What is asked:
Every line with the word "ProRealTime" in it should be extracted from the data that follows.
--- begin ---
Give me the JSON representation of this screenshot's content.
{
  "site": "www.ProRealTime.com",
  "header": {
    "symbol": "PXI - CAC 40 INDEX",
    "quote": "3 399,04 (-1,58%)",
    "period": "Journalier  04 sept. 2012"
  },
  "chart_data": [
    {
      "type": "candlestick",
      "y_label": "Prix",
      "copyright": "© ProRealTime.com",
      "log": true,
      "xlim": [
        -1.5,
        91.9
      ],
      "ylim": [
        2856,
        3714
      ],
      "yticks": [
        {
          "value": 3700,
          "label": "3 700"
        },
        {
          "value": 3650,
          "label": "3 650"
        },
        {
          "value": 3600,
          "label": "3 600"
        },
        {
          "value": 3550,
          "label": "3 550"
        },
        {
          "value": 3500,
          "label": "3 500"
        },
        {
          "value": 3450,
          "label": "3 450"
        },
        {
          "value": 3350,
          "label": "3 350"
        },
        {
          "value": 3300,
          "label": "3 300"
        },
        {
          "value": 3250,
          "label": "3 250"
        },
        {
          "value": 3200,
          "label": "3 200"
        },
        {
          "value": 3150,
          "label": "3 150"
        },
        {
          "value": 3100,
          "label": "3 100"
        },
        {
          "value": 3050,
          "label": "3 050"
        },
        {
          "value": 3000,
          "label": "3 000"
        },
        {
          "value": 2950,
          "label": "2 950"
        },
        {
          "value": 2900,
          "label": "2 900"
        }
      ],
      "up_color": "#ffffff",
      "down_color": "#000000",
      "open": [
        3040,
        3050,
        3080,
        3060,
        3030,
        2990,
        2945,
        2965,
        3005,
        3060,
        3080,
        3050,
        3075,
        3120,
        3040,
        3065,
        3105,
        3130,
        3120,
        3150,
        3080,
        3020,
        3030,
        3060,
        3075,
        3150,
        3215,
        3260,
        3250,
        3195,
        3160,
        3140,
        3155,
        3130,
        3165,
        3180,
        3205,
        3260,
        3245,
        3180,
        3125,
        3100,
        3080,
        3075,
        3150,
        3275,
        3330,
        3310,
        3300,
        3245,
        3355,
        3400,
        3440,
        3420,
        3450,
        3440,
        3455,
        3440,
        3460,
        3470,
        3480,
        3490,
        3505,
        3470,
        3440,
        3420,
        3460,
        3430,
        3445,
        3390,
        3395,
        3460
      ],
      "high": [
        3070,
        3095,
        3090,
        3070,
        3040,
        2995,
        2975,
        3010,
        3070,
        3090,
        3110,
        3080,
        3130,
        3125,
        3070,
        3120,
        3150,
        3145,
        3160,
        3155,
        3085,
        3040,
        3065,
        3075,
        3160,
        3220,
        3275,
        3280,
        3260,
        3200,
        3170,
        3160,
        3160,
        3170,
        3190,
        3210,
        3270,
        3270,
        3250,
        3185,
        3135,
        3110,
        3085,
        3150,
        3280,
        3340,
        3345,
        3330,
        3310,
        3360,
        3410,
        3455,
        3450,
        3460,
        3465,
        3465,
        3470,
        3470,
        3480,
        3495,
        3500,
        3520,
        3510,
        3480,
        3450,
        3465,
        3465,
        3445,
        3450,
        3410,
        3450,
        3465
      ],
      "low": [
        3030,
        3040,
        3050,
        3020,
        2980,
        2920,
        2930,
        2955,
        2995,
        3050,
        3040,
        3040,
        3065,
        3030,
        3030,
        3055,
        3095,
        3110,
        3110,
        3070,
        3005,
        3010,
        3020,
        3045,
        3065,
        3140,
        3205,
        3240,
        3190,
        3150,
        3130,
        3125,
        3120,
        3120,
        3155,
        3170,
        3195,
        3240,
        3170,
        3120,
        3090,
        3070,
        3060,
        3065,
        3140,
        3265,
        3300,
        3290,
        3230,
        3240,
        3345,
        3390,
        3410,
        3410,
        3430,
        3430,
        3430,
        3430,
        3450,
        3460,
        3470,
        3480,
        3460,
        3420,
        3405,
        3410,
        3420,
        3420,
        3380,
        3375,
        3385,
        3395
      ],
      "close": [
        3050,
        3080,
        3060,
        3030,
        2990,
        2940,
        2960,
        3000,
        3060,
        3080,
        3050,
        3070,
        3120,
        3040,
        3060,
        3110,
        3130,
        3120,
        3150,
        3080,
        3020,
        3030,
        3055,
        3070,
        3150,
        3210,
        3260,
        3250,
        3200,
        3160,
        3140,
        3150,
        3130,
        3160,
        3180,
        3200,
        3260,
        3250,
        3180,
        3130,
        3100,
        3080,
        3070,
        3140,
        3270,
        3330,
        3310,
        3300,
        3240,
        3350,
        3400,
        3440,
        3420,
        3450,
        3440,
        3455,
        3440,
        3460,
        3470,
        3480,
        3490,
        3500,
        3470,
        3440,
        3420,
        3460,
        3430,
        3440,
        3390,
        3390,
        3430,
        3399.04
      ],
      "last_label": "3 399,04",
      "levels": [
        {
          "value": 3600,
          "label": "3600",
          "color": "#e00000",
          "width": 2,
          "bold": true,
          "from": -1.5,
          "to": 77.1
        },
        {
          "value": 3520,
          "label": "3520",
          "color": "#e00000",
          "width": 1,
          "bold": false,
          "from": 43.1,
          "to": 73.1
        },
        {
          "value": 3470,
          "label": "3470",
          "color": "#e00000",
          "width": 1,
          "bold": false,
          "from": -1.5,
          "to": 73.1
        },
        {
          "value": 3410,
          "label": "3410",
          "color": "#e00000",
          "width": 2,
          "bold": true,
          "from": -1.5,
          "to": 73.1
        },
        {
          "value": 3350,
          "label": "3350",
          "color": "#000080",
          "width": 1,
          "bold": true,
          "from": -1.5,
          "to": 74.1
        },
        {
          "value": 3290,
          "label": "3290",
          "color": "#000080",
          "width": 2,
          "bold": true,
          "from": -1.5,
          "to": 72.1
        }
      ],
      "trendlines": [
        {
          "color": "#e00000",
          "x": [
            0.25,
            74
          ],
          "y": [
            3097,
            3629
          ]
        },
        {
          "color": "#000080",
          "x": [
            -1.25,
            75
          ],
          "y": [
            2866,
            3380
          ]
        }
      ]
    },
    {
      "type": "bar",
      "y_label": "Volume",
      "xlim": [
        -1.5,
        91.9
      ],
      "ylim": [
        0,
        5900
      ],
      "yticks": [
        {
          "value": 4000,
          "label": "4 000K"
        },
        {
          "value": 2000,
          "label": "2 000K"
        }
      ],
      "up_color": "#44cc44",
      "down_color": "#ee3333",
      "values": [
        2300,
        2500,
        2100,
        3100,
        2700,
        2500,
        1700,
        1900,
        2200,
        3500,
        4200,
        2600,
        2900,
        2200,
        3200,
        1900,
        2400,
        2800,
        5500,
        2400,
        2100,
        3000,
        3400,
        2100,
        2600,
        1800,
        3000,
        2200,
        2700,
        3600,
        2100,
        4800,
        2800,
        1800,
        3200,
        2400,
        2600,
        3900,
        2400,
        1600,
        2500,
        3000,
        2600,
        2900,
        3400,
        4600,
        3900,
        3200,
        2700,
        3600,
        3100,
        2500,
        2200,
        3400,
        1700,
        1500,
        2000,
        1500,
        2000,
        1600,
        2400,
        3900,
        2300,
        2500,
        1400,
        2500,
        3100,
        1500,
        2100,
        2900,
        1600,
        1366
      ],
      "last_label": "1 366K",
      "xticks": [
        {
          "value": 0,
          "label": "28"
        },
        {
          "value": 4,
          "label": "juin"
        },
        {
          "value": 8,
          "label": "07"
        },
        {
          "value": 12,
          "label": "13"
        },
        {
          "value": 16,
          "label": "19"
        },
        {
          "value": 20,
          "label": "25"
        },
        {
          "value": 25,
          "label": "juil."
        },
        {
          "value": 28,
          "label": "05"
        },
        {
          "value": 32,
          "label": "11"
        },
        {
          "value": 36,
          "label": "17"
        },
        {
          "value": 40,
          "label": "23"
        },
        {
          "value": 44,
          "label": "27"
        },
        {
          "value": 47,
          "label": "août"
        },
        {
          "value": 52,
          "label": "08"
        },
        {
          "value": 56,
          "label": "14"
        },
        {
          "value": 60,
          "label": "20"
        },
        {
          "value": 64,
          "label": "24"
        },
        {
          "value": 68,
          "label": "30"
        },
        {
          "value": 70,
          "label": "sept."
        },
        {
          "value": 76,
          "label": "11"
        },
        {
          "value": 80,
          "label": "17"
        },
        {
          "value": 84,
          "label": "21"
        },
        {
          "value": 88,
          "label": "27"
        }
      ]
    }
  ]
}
--- end ---
Result of this task:
  "site": "www.ProRealTime.com",
      "copyright": "© ProRealTime.com",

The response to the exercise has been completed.